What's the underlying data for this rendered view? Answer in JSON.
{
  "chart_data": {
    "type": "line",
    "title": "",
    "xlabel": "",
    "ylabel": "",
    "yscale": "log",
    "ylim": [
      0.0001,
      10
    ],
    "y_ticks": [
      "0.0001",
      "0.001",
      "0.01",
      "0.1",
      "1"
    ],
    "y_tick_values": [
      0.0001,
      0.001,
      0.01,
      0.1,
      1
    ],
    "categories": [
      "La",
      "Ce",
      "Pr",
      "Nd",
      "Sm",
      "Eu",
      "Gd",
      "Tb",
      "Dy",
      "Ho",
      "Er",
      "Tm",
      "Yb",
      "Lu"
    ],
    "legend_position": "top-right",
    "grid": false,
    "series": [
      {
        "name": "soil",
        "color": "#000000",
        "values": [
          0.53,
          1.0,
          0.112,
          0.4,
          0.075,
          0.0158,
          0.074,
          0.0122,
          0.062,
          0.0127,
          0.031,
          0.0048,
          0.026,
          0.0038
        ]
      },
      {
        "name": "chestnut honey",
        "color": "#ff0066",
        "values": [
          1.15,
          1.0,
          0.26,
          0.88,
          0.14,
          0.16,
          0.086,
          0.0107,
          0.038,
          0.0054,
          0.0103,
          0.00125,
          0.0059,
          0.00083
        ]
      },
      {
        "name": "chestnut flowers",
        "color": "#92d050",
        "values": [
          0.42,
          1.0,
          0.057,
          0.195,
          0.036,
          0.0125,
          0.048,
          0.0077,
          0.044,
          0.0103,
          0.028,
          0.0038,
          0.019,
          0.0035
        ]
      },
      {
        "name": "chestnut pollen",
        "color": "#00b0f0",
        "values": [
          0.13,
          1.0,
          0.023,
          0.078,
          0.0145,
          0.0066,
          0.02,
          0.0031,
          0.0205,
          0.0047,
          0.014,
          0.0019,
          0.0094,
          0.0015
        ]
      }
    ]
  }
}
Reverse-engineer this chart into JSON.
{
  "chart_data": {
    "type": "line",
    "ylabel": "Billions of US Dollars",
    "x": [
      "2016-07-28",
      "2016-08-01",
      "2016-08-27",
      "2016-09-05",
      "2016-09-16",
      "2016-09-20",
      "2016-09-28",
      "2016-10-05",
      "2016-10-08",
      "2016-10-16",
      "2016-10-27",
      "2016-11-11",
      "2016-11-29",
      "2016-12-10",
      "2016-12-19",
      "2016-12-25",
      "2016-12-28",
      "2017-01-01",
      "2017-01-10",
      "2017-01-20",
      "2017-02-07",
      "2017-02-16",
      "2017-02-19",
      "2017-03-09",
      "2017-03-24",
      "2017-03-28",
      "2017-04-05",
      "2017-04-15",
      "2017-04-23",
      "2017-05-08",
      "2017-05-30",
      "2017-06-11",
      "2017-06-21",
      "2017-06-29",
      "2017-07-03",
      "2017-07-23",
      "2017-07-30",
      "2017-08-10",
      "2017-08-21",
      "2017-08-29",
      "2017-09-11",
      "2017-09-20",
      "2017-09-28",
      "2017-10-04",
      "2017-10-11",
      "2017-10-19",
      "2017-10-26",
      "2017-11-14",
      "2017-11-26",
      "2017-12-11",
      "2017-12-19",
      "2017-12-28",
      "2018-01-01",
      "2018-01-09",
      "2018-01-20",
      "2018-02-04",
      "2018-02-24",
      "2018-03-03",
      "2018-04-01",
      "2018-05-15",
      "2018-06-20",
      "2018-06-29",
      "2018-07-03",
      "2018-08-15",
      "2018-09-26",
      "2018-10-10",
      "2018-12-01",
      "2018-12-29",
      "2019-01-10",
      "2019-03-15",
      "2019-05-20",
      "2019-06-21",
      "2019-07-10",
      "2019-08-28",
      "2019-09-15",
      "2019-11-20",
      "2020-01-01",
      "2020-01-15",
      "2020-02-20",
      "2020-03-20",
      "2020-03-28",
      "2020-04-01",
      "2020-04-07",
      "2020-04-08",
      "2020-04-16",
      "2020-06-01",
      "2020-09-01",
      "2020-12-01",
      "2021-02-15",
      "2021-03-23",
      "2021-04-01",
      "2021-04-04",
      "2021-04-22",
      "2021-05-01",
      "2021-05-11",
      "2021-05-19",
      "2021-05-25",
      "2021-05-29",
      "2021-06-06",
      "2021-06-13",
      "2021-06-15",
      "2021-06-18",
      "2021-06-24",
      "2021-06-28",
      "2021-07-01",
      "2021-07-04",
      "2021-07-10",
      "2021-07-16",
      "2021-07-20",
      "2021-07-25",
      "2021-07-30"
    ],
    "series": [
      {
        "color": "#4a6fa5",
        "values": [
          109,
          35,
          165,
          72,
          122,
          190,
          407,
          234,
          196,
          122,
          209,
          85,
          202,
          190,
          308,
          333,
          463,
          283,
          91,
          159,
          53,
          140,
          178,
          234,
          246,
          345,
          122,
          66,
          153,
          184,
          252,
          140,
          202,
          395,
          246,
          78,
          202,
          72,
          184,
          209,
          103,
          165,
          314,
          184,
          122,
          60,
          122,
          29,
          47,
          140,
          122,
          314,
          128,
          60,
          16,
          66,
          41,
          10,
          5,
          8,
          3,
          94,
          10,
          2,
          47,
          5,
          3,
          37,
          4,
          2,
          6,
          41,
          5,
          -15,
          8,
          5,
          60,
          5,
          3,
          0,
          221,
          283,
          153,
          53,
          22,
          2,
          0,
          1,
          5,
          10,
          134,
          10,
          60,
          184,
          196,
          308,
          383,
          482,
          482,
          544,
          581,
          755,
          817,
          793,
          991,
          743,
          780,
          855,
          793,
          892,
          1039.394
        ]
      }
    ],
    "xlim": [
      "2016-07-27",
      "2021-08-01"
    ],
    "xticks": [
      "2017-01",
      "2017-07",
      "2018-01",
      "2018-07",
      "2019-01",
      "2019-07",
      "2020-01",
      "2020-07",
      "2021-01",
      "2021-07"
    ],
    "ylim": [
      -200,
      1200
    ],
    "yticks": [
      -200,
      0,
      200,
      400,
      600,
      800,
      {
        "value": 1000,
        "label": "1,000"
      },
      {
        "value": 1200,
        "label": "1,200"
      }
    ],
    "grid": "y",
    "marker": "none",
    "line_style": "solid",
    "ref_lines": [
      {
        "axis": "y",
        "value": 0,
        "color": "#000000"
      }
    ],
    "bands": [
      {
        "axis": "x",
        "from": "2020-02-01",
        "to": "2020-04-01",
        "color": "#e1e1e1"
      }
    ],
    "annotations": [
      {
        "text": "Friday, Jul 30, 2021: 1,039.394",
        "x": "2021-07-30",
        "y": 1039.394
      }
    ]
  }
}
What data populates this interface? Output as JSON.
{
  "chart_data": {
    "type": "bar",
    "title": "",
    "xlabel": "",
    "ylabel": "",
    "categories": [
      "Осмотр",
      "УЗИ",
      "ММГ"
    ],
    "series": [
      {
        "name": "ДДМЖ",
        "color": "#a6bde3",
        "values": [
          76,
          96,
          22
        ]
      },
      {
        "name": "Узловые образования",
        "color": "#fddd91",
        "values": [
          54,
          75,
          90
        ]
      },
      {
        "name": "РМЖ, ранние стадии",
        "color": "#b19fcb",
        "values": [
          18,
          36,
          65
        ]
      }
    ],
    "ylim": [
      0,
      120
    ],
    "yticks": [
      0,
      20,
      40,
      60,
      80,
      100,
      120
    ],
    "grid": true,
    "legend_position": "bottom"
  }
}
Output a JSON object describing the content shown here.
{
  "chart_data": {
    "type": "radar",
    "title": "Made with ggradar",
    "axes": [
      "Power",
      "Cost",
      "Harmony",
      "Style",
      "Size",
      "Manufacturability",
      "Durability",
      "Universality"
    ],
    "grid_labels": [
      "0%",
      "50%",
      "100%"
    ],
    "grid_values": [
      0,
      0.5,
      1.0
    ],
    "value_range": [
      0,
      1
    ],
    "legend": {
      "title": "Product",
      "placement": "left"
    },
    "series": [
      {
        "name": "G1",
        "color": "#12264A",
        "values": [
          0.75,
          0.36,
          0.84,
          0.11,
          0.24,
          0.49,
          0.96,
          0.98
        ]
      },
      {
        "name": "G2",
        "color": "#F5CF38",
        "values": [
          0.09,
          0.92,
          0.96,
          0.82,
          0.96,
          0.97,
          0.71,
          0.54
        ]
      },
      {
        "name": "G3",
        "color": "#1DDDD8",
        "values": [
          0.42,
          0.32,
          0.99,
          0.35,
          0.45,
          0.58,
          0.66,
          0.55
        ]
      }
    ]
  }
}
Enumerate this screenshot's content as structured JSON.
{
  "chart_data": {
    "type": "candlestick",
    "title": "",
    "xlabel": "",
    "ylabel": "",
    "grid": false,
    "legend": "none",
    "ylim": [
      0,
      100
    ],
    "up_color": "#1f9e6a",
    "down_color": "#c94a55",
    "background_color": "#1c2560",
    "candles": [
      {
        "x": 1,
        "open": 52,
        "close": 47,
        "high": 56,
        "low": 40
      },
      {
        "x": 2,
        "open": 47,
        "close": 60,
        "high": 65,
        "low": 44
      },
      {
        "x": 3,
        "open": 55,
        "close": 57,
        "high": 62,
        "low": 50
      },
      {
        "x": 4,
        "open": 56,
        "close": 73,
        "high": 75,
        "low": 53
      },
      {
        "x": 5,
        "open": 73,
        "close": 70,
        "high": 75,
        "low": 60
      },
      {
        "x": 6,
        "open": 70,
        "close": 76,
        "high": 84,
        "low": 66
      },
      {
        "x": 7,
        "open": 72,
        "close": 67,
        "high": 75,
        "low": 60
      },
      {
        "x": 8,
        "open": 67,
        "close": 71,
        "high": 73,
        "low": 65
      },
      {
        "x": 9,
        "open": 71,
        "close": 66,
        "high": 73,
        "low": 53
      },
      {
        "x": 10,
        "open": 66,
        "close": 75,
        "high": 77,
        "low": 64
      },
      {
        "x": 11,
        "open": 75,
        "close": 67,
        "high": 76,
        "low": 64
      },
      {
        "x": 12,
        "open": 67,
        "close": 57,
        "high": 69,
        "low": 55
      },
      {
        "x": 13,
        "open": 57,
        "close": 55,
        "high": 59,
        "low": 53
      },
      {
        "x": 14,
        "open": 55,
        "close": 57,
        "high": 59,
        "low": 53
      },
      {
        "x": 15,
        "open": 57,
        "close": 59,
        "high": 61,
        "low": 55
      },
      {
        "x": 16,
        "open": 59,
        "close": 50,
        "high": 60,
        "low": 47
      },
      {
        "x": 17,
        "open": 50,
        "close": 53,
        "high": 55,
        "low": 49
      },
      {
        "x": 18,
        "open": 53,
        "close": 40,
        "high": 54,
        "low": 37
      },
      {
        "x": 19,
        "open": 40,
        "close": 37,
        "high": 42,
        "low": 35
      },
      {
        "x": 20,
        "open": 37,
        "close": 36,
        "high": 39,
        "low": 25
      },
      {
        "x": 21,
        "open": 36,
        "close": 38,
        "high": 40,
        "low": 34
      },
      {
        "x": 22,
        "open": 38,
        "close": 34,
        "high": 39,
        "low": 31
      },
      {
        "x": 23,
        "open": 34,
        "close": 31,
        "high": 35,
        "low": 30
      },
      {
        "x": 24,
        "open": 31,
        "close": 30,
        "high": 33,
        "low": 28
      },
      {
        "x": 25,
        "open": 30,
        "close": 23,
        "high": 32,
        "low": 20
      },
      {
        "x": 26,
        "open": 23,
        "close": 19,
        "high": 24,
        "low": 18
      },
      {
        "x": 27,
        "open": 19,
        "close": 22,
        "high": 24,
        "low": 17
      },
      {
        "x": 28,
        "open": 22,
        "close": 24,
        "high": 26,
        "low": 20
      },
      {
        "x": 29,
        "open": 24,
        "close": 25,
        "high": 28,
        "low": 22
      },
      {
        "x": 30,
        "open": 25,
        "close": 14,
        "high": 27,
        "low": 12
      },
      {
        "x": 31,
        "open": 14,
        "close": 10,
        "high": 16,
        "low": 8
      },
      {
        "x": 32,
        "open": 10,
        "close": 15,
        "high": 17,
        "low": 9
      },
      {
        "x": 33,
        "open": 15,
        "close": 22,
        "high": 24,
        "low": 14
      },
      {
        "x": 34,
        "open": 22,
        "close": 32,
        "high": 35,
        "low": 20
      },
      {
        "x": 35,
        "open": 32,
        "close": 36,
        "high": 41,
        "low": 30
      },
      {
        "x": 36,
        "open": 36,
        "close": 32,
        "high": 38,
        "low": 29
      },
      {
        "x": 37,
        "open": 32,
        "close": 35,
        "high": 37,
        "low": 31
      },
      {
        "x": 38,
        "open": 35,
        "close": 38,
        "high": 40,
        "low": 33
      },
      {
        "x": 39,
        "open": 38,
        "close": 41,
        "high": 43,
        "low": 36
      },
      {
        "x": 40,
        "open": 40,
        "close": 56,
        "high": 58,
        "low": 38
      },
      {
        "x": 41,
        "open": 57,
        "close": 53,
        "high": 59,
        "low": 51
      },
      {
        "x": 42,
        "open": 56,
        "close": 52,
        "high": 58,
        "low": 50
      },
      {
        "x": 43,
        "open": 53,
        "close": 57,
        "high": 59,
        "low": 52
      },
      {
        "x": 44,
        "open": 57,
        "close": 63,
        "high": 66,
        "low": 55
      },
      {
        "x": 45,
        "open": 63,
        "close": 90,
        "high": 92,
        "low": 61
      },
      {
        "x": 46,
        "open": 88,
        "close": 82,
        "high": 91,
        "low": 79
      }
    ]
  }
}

→ **What the task requires**
Collect every line above that contains the word "type".

→ **Right answer**
    "type": "line",
    "type": "line",
    "type": "bar",
    "type": "radar",
    "type": "candlestick",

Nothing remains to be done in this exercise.